[Dataset excerpts]
..........

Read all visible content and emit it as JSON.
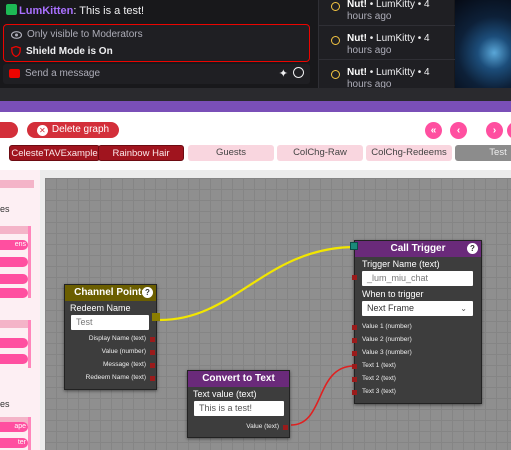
{
  "chat": {
    "user": "LumKitten",
    "message_sep": ":",
    "message": " This is a test!",
    "moderators_note": "Only visible to Moderators",
    "shield_mode": "Shield Mode is On",
    "send_placeholder": "Send a message"
  },
  "activity": [
    {
      "title": "Nut!",
      "meta": " • LumKitty • 4",
      "time": "hours ago"
    },
    {
      "title": "Nut!",
      "meta": " • LumKitty • 4",
      "time": "hours ago"
    },
    {
      "title": "Nut!",
      "meta": " • LumKitty • 4",
      "time": "hours ago"
    }
  ],
  "toolbar": {
    "delete_label": "Delete graph",
    "nav_first": "«",
    "nav_prev": "‹",
    "nav_next": "›"
  },
  "tabs": [
    {
      "label": "CelesteTAVExample"
    },
    {
      "label": "Rainbow Hair"
    },
    {
      "label": "Guests"
    },
    {
      "label": "ColChg-Raw"
    },
    {
      "label": "ColChg-Redeems"
    },
    {
      "label": "Test"
    }
  ],
  "sidebar": {
    "heading_1": "es",
    "heading_2": "es",
    "pill_1": "ens",
    "pill_2": "ape",
    "pill_3": "ter"
  },
  "nodes": {
    "channel_points": {
      "title": "Channel Points",
      "field_label": "Redeem Name",
      "field_value": "Test",
      "outputs": [
        "Display Name (text)",
        "Value (number)",
        "Message (text)",
        "Redeem Name (text)"
      ]
    },
    "convert_to_text": {
      "title": "Convert to Text",
      "field_label": "Text value (text)",
      "field_value": "This is a test!",
      "output": "Value (text)"
    },
    "call_trigger": {
      "title": "Call Trigger",
      "field_label": "Trigger Name (text)",
      "field_value": "_lum_miu_chat",
      "when_label": "When to trigger",
      "when_value": "Next Frame",
      "inputs": [
        "Value 1 (number)",
        "Value 2 (number)",
        "Value 3 (number)",
        "Text 1 (text)",
        "Text 2 (text)",
        "Text 3 (text)"
      ]
    }
  },
  "colors": {
    "wire_yellow": "#f2e600",
    "wire_red": "#e02020",
    "channel_points_header": "#6b5e00",
    "convert_header": "#6a2a7a",
    "call_trigger_header": "#6a2a7a"
  }
}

..........

[Task description] Reproduce every record above exactly, but leave out the pictures.

[Finished exercise]
Read all visible content and emit it as JSON.
{
  "chat": {
    "user": "LumKitten",
    "message_sep": ":",
    "message": " This is a test!",
    "moderators_note": "Only visible to Moderators",
    "shield_mode": "Shield Mode is On",
    "send_placeholder": "Send a message"
  },
  "activity": [
    {
      "title": "Nut!",
      "meta": " • LumKitty • 4",
      "time": "hours ago"
    },
    {
      "title": "Nut!",
      "meta": " • LumKitty • 4",
      "time": "hours ago"
    },
    {
      "title": "Nut!",
      "meta": " • LumKitty • 4",
      "time": "hours ago"
    }
  ],
  "toolbar": {
    "delete_label": "Delete graph",
    "nav_first": "«",
    "nav_prev": "‹",
    "nav_next": "›"
  },
  "tabs": [
    {
      "label": "CelesteTAVExample"
    },
    {
      "label": "Rainbow Hair"
    },
    {
      "label": "Guests"
    },
    {
      "label": "ColChg-Raw"
    },
    {
      "label": "ColChg-Redeems"
    },
    {
      "label": "Test"
    }
  ],
  "sidebar": {
    "heading_1": "es",
    "heading_2": "es",
    "pill_1": "ens",
    "pill_2": "ape",
    "pill_3": "ter"
  },
  "nodes": {
    "channel_points": {
      "title": "Channel Points",
      "field_label": "Redeem Name",
      "field_value": "Test",
      "outputs": [
        "Display Name (text)",
        "Value (number)",
        "Message (text)",
        "Redeem Name (text)"
      ]
    },
    "convert_to_text": {
      "title": "Convert to Text",
      "field_label": "Text value (text)",
      "field_value": "This is a test!",
      "output": "Value (text)"
    },
    "call_trigger": {
      "title": "Call Trigger",
      "field_label": "Trigger Name (text)",
      "field_value": "_lum_miu_chat",
      "when_label": "When to trigger",
      "when_value": "Next Frame",
      "inputs": [
        "Value 1 (number)",
        "Value 2 (number)",
        "Value 3 (number)",
        "Text 1 (text)",
        "Text 2 (text)",
        "Text 3 (text)"
      ]
    }
  },
  "colors": {
    "wire_yellow": "#f2e600",
    "wire_red": "#e02020",
    "channel_points_header": "#6b5e00",
    "convert_header": "#6a2a7a",
    "call_trigger_header": "#6a2a7a"
  }
}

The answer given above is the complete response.